Retype all the records with nothing changed.

┄┄┄┄┄┄┄┄┄┄┄┄┄┄┄┄┄┄┄┄

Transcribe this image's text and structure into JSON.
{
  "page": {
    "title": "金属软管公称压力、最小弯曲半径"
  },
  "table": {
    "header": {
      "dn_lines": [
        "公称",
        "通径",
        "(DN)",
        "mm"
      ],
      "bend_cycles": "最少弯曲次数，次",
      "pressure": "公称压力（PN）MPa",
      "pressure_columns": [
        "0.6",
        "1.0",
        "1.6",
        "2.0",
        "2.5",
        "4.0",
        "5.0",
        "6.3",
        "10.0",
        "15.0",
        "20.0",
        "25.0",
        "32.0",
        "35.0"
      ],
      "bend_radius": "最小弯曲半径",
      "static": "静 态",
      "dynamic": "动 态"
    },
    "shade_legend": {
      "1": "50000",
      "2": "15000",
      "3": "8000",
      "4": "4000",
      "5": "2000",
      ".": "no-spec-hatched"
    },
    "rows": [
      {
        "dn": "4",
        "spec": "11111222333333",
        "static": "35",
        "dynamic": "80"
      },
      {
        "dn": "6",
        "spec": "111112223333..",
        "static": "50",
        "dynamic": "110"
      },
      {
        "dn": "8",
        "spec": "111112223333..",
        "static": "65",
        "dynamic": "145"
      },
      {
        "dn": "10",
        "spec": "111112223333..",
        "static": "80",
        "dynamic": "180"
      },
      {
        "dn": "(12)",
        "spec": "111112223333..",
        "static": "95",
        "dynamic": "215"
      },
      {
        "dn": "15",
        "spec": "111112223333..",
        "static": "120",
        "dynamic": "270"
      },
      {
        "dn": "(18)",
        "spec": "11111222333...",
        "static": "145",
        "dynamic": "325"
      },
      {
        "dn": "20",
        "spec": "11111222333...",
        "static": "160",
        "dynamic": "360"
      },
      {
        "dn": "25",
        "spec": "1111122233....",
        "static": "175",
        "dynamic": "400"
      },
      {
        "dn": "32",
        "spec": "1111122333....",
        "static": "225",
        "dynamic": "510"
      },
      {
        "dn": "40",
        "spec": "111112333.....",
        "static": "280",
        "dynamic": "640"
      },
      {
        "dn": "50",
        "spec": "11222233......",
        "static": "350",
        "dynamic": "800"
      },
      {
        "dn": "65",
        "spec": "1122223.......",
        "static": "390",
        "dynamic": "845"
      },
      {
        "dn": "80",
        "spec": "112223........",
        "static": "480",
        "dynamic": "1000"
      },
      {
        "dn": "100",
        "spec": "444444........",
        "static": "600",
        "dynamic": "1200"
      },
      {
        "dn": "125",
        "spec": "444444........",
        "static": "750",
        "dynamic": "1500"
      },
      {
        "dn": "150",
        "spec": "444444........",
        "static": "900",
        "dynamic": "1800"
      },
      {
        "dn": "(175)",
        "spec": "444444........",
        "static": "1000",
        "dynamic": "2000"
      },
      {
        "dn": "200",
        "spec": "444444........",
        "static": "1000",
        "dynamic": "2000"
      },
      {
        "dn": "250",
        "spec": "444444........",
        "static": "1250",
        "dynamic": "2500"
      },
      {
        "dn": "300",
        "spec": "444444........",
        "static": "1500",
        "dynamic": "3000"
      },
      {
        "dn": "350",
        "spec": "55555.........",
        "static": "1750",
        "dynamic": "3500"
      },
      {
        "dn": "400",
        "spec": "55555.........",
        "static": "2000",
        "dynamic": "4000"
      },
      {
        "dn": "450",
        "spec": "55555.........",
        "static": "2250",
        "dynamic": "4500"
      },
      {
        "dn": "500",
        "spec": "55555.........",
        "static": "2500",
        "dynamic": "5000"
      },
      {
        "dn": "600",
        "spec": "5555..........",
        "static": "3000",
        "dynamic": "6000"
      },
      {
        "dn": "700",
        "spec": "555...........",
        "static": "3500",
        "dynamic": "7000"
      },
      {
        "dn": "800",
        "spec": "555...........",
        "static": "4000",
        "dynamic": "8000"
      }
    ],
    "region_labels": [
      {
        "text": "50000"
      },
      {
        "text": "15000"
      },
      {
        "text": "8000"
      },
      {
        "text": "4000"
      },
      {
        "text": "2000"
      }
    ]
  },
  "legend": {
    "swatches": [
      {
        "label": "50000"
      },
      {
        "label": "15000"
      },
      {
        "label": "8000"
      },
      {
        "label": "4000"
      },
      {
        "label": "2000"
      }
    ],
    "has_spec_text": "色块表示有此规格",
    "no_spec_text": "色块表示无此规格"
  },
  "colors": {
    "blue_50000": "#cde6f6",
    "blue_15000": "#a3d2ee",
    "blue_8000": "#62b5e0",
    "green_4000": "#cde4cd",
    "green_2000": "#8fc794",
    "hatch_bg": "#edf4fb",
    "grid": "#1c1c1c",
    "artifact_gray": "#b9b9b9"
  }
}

┄┄┄┄┄┄┄┄┄┄┄┄┄┄┄┄┄┄┄┄

* [Exercise output]:
Transcribe this image's text and structure into JSON.
{
  "page": {
    "title": "金属软管公称压力、最小弯曲半径"
  },
  "table": {
    "header": {
      "dn_lines": [
        "公称",
        "通径",
        "(DN)",
        "mm"
      ],
      "bend_cycles": "最少弯曲次数，次",
      "pressure": "公称压力（PN）MPa",
      "pressure_columns": [
        "0.6",
        "1.0",
        "1.6",
        "2.0",
        "2.5",
        "4.0",
        "5.0",
        "6.3",
        "10.0",
        "15.0",
        "20.0",
        "25.0",
        "32.0",
        "35.0"
      ],
      "bend_radius": "最小弯曲半径",
      "static": "静 态",
      "dynamic": "动 态"
    },
    "shade_legend": {
      "1": "50000",
      "2": "15000",
      "3": "8000",
      "4": "4000",
      "5": "2000",
      ".": "no-spec-hatched"
    },
    "rows": [
      {
        "dn": "4",
        "spec": "11111222333333",
        "static": "35",
        "dynamic": "80"
      },
      {
        "dn": "6",
        "spec": "111112223333..",
        "static": "50",
        "dynamic": "110"
      },
      {
        "dn": "8",
        "spec": "111112223333..",
        "static": "65",
        "dynamic": "145"
      },
      {
        "dn": "10",
        "spec": "111112223333..",
        "static": "80",
        "dynamic": "180"
      },
      {
        "dn": "(12)",
        "spec": "111112223333..",
        "static": "95",
        "dynamic": "215"
      },
      {
        "dn": "15",
        "spec": "111112223333..",
        "static": "120",
        "dynamic": "270"
      },
      {
        "dn": "(18)",
        "spec": "11111222333...",
        "static": "145",
        "dynamic": "325"
      },
      {
        "dn": "20",
        "spec": "11111222333...",
        "static": "160",
        "dynamic": "360"
      },
      {
        "dn": "25",
        "spec": "1111122233....",
        "static": "175",
        "dynamic": "400"
      },
      {
        "dn": "32",
        "spec": "1111122333....",
        "static": "225",
        "dynamic": "510"
      },
      {
        "dn": "40",
        "spec": "111112333.....",
        "static": "280",
        "dynamic": "640"
      },
      {
        "dn": "50",
        "spec": "11222233......",
        "static": "350",
        "dynamic": "800"
      },
      {
        "dn": "65",
        "spec": "1122223.......",
        "static": "390",
        "dynamic": "845"
      },
      {
        "dn": "80",
        "spec": "112223........",
        "static": "480",
        "dynamic": "1000"
      },
      {
        "dn": "100",
        "spec": "444444........",
        "static": "600",
        "dynamic": "1200"
      },
      {
        "dn": "125",
        "spec": "444444........",
        "static": "750",
        "dynamic": "1500"
      },
      {
        "dn": "150",
        "spec": "444444........",
        "static": "900",
        "dynamic": "1800"
      },
      {
        "dn": "(175)",
        "spec": "444444........",
        "static": "1000",
        "dynamic": "2000"
      },
      {
        "dn": "200",
        "spec": "444444........",
        "static": "1000",
        "dynamic": "2000"
      },
      {
        "dn": "250",
        "spec": "444444........",
        "static": "1250",
        "dynamic": "2500"
      },
      {
        "dn": "300",
        "spec": "444444........",
        "static": "1500",
        "dynamic": "3000"
      },
      {
        "dn": "350",
        "spec": "55555.........",
        "static": "1750",
        "dynamic": "3500"
      },
      {
        "dn": "400",
        "spec": "55555.........",
        "static": "2000",
        "dynamic": "4000"
      },
      {
        "dn": "450",
        "spec": "55555.........",
        "static": "2250",
        "dynamic": "4500"
      },
      {
        "dn": "500",
        "spec": "55555.........",
        "static": "2500",
        "dynamic": "5000"
      },
      {
        "dn": "600",
        "spec": "5555..........",
        "static": "3000",
        "dynamic": "6000"
      },
      {
        "dn": "700",
        "spec": "555...........",
        "static": "3500",
        "dynamic": "7000"
      },
      {
        "dn": "800",
        "spec": "555...........",
        "static": "4000",
        "dynamic": "8000"
      }
    ],
    "region_labels": [
      {
        "text": "50000"
      },
      {
        "text": "15000"
      },
      {
        "text": "8000"
      },
      {
        "text": "4000"
      },
      {
        "text": "2000"
      }
    ]
  },
  "legend": {
    "swatches": [
      {
        "label": "50000"
      },
      {
        "label": "15000"
      },
      {
        "label": "8000"
      },
      {
        "label": "4000"
      },
      {
        "label": "2000"
      }
    ],
    "has_spec_text": "色块表示有此规格",
    "no_spec_text": "色块表示无此规格"
  },
  "colors": {
    "blue_50000": "#cde6f6",
    "blue_15000": "#a3d2ee",
    "blue_8000": "#62b5e0",
    "green_4000": "#cde4cd",
    "green_2000": "#8fc794",
    "hatch_bg": "#edf4fb",
    "grid": "#1c1c1c",
    "artifact_gray": "#b9b9b9"
  }
}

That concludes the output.